Exercise objective:
In the material below, identify each line bearing the word "this". Reproduce those lines.

Data entries:
____________
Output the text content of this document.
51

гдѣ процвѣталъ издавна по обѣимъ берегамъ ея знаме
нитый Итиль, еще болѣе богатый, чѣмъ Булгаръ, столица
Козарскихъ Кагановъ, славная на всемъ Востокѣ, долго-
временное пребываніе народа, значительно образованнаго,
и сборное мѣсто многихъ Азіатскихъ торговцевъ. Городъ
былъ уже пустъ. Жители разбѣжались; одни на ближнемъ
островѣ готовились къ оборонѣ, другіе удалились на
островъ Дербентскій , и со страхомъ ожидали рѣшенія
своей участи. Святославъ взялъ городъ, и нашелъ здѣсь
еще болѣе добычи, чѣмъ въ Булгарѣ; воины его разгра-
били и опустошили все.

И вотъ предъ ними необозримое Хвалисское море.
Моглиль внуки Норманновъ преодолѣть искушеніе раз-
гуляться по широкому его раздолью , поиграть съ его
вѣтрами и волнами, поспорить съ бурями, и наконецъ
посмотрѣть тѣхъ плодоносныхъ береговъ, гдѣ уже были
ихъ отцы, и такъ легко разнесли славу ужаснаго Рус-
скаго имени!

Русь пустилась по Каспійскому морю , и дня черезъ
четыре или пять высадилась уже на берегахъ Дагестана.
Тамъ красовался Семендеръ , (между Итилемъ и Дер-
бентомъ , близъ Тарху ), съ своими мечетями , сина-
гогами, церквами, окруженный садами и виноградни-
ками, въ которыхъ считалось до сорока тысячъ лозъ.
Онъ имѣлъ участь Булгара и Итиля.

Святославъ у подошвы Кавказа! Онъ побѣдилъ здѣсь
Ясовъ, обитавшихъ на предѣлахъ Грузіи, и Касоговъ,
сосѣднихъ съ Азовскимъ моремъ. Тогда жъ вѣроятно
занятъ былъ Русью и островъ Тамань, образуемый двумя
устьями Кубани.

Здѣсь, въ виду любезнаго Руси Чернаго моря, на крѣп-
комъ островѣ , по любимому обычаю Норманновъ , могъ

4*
____________
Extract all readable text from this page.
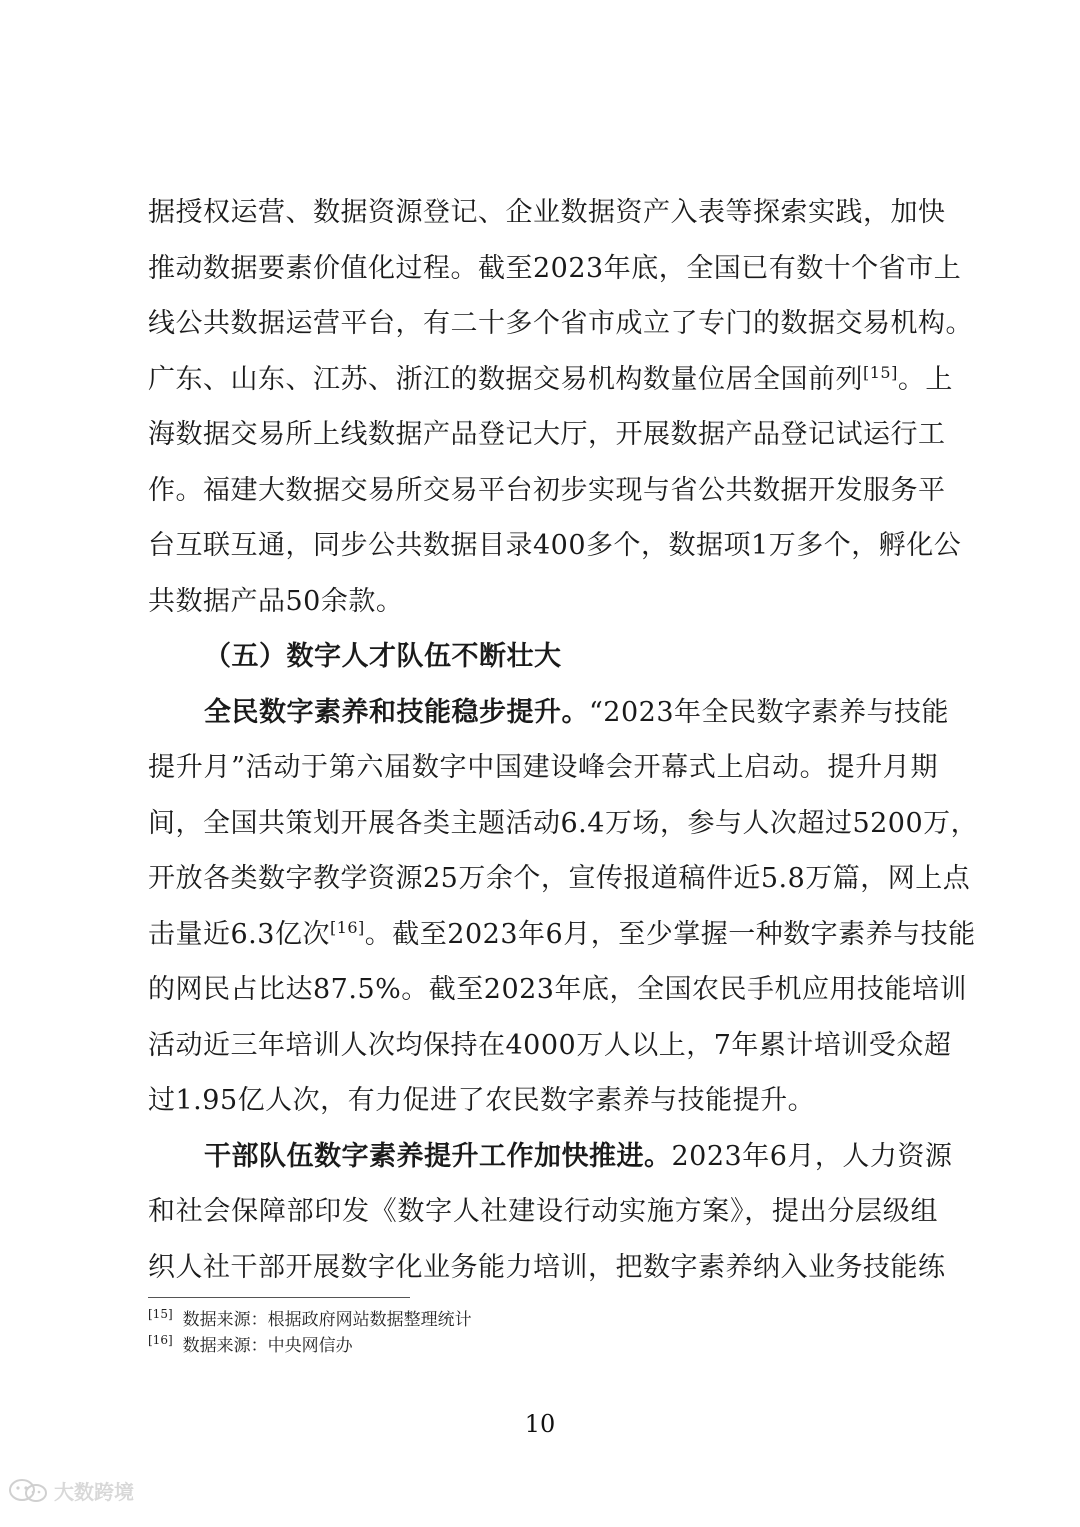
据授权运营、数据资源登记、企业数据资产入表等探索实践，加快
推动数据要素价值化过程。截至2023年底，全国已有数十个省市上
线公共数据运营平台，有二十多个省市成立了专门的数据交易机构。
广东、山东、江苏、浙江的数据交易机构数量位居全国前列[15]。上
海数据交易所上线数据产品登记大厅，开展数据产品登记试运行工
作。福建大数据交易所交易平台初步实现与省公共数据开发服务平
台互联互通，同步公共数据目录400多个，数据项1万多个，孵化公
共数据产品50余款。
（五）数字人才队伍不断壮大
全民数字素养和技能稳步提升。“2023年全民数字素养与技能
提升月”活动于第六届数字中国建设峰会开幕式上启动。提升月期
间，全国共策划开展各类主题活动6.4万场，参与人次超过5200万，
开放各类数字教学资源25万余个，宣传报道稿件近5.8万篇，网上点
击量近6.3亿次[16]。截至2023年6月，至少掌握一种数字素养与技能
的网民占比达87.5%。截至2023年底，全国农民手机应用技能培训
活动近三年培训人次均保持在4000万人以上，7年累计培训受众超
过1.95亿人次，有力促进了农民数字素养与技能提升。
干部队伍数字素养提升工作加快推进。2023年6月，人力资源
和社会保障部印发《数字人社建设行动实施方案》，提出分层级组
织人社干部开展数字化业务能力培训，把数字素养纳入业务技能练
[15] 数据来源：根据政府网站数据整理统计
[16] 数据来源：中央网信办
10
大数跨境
____________
Result below:
Output the text content of this document.
Extract all readable text from this page.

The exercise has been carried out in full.